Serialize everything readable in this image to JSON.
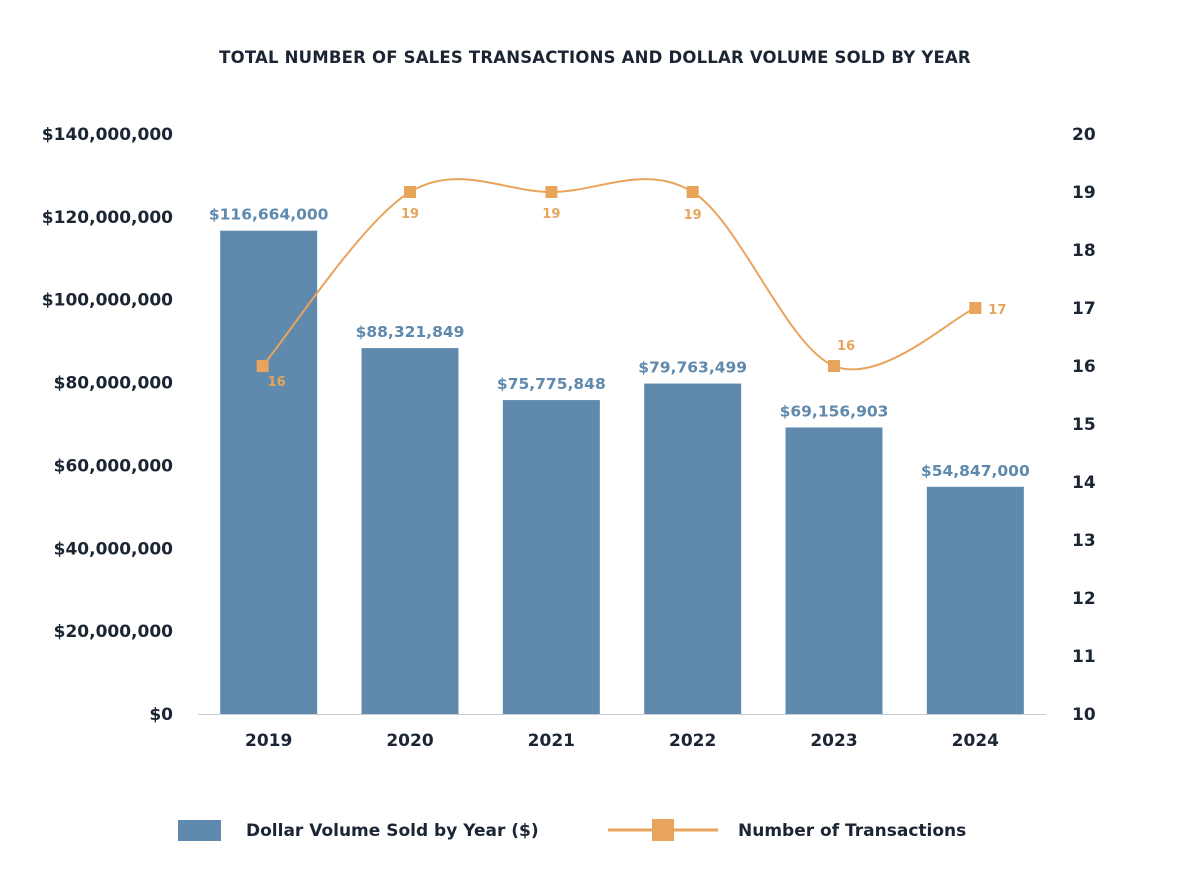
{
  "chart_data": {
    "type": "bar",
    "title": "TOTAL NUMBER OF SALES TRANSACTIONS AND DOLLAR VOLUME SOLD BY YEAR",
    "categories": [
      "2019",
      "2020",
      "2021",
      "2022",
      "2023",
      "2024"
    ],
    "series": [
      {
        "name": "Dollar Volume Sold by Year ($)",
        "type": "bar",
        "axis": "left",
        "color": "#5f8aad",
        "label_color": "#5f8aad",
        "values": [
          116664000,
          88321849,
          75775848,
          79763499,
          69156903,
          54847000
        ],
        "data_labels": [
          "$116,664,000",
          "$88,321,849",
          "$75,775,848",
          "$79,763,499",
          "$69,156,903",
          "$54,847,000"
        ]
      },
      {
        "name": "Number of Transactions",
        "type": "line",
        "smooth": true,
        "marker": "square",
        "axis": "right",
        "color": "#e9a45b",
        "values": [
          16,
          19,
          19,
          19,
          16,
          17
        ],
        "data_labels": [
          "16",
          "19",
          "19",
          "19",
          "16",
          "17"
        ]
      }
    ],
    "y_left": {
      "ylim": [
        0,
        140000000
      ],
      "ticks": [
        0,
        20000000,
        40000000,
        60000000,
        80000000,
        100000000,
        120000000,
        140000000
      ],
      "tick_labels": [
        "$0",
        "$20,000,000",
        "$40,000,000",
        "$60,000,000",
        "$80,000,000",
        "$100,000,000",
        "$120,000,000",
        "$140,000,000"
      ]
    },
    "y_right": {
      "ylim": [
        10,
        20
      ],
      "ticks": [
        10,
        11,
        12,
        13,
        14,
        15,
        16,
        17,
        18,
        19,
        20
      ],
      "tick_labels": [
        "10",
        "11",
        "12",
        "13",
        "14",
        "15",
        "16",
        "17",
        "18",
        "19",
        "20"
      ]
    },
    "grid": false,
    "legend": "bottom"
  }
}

==

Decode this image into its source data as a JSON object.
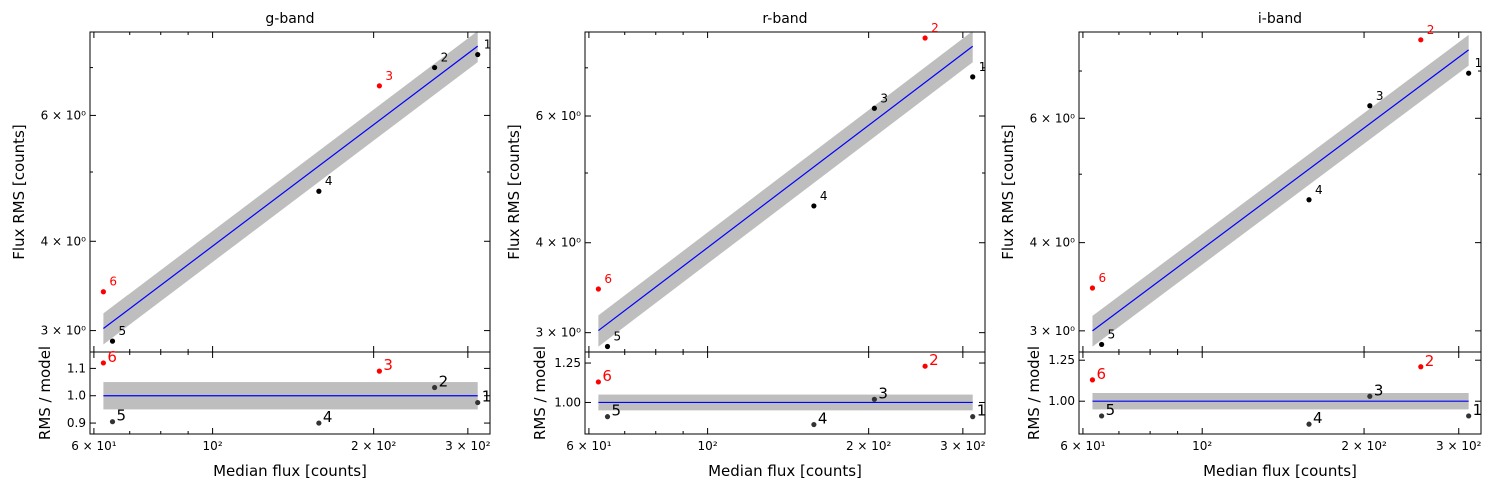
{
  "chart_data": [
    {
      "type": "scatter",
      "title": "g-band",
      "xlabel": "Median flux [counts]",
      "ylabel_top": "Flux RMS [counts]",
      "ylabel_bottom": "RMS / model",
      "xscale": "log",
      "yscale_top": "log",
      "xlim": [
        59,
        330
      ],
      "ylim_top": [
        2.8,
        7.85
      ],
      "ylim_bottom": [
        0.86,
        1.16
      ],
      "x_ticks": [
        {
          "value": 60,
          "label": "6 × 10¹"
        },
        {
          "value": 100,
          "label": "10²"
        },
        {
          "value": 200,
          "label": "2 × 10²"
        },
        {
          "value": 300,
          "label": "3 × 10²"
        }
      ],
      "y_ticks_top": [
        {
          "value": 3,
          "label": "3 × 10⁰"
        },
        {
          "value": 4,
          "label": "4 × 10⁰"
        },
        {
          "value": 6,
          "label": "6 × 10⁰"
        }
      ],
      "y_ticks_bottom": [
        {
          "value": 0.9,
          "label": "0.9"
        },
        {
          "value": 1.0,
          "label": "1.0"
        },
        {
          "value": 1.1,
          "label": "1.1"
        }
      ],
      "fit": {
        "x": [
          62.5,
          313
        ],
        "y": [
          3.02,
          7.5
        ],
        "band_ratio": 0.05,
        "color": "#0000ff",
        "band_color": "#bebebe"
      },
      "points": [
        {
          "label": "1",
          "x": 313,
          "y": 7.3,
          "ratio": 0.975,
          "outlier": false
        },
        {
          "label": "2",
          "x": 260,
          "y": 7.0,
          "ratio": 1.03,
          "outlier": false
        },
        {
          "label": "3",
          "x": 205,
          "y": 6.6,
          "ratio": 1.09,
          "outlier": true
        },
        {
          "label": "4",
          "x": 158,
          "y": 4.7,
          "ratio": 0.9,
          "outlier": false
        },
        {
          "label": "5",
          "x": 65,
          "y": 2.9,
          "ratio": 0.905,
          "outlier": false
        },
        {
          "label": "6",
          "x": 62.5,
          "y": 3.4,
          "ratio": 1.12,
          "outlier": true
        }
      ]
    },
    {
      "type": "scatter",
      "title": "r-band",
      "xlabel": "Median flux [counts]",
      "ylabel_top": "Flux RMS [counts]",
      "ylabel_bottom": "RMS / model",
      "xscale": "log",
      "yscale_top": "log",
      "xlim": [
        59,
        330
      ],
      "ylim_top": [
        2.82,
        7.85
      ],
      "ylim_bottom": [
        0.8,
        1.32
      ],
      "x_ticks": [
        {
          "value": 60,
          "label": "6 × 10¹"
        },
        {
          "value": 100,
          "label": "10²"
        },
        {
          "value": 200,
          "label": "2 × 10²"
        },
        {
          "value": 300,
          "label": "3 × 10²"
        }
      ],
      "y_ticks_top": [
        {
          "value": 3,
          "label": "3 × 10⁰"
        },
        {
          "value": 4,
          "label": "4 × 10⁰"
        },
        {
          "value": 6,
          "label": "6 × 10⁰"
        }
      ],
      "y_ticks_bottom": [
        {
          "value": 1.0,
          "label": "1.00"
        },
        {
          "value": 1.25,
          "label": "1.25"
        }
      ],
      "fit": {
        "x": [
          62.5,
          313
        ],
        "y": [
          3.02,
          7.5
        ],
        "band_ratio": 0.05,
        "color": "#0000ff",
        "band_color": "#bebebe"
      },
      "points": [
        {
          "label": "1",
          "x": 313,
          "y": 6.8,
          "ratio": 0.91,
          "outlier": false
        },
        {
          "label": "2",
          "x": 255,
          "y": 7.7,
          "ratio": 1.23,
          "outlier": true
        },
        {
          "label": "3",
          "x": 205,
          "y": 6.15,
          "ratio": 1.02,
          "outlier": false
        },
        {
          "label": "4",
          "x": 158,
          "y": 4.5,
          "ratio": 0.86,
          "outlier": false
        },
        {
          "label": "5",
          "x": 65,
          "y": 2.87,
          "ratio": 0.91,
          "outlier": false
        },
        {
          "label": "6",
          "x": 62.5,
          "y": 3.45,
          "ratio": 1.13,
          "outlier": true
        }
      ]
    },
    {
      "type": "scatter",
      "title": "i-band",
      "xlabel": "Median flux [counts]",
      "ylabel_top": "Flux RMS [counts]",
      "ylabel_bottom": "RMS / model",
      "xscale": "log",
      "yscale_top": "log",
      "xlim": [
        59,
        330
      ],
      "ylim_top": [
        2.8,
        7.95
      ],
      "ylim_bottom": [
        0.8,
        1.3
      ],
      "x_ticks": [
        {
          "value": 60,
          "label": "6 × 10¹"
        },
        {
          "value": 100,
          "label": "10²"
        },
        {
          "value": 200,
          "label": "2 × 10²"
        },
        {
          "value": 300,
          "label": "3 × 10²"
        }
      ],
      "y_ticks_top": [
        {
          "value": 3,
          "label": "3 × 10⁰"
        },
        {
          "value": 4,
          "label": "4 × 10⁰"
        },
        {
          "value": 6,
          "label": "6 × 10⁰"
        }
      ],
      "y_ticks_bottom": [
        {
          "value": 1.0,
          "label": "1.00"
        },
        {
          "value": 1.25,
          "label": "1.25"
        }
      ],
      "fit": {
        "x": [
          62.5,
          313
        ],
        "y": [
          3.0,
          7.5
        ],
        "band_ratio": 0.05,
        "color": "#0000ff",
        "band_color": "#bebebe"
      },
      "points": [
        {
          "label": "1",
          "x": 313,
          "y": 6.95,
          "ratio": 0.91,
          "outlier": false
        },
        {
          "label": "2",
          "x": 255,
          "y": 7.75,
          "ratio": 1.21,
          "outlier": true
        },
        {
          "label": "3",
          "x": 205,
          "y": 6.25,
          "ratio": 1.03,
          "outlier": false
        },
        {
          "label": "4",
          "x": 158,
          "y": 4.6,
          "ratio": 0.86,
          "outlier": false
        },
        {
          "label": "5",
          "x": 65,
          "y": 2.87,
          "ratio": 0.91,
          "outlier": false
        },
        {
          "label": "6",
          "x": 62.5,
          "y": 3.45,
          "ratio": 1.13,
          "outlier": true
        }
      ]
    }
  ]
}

Objective: Copy each line holding the word "JSON" from the listing above.

The answer:
Serialize everything readable in this image to JSON.
Decode this image into its source data as a JSON object.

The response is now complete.